[Task objective] Your task is to repeat the lines below exactly, excluding any pictures they contain.
-----
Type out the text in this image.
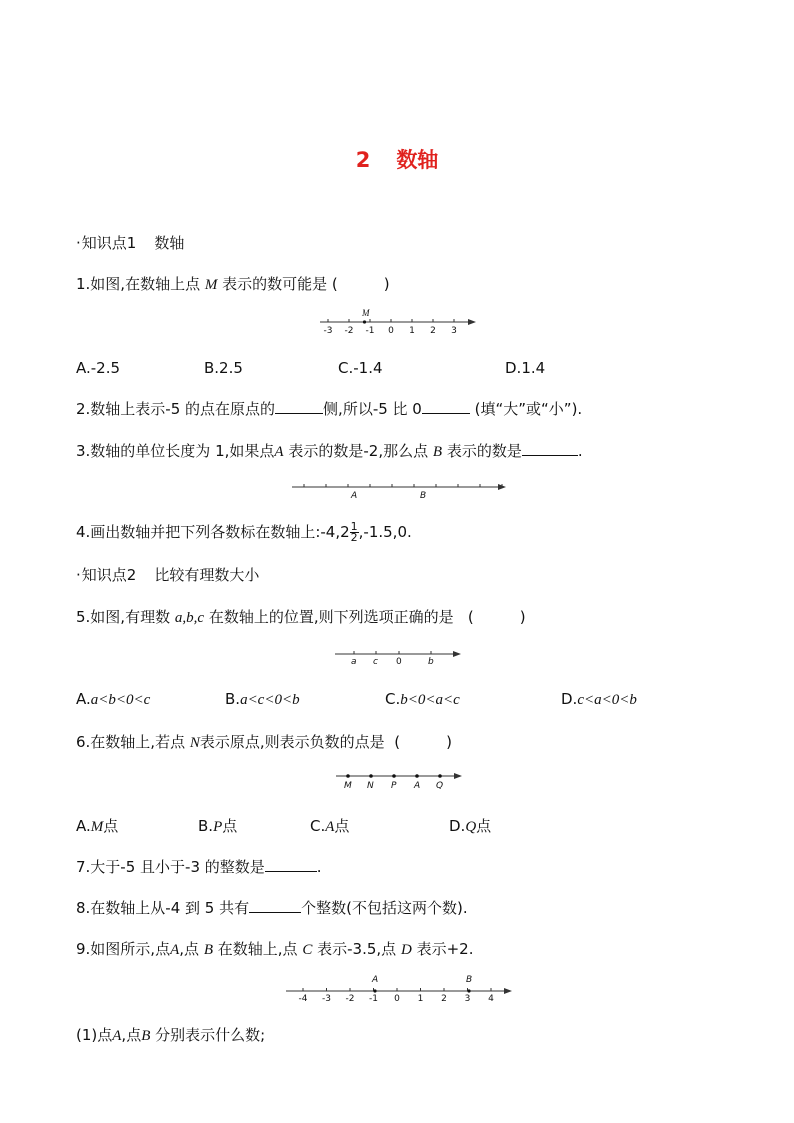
2 数轴
·知识点1 数轴
1.如图,在数轴上点 M 表示的数可能是 (	)
-3 -2 -1 0 1 2 3
M
A.-2.5	B.2.5	C.-1.4	D.1.4
2.数轴上表示-5 的点在原点的	侧,所以-5 比 0	(填“大”或“小”).
3.数轴的单位长度为 1,如果点A 表示的数是-2,那么点 B 表示的数是	.
A	B
4.画出数轴并把下列各数标在数轴上:-4,2 $\frac{1}{2} ,-1.5,0$.
·知识点2 比较有理数大小
5.如图,有理数 a,b,c 在数轴上的位置,则下列选项正确的是 (	)
a c 0	b
A.a<b<0<c	B.a<c<0<b	C.b<0<a<c	D.c<a<0<b
6.在数轴上,若点 N表示原点,则表示负数的点是 (	)
M N P A Q
A.M点	B.P点	C.A点	D.Q点
7.大于-5 且小于-3 的整数是	.
8.在数轴上从-4 到 5 共有	个整数(不包括这两个数).
9.如图所示,点A,点 B 在数轴上,点 C 表示-3.5,点 D 表示+2.
-4 -3 -2 -1 0 1 2 3 4
A	B
(1)点A,点B 分别表示什么数;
-----
[Answer]
Type out the text in this image.
2 数轴
·知识点1 数轴
1.如图,在数轴上点 M 表示的数可能是 (	)
-3 -2 -1 0 1 2 3
M
A.-2.5	B.2.5	C.-1.4	D.1.4
2.数轴上表示-5 的点在原点的	侧,所以-5 比 0	(填“大”或“小”).
3.数轴的单位长度为 1,如果点A 表示的数是-2,那么点 B 表示的数是	.
A	B
4.画出数轴并把下列各数标在数轴上:-4,2 $\frac{1}{2} ,-1.5,0$.
·知识点2 比较有理数大小
5.如图,有理数 a,b,c 在数轴上的位置,则下列选项正确的是 (	)
a c 0	b
A.a<b<0<c	B.a<c<0<b	C.b<0<a<c	D.c<a<0<b
6.在数轴上,若点 N表示原点,则表示负数的点是 (	)
M N P A Q
A.M点	B.P点	C.A点	D.Q点
7.大于-5 且小于-3 的整数是	.
8.在数轴上从-4 到 5 共有	个整数(不包括这两个数).
9.如图所示,点A,点 B 在数轴上,点 C 表示-3.5,点 D 表示+2.
-4 -3 -2 -1 0 1 2 3 4
A	B
(1)点A,点B 分别表示什么数;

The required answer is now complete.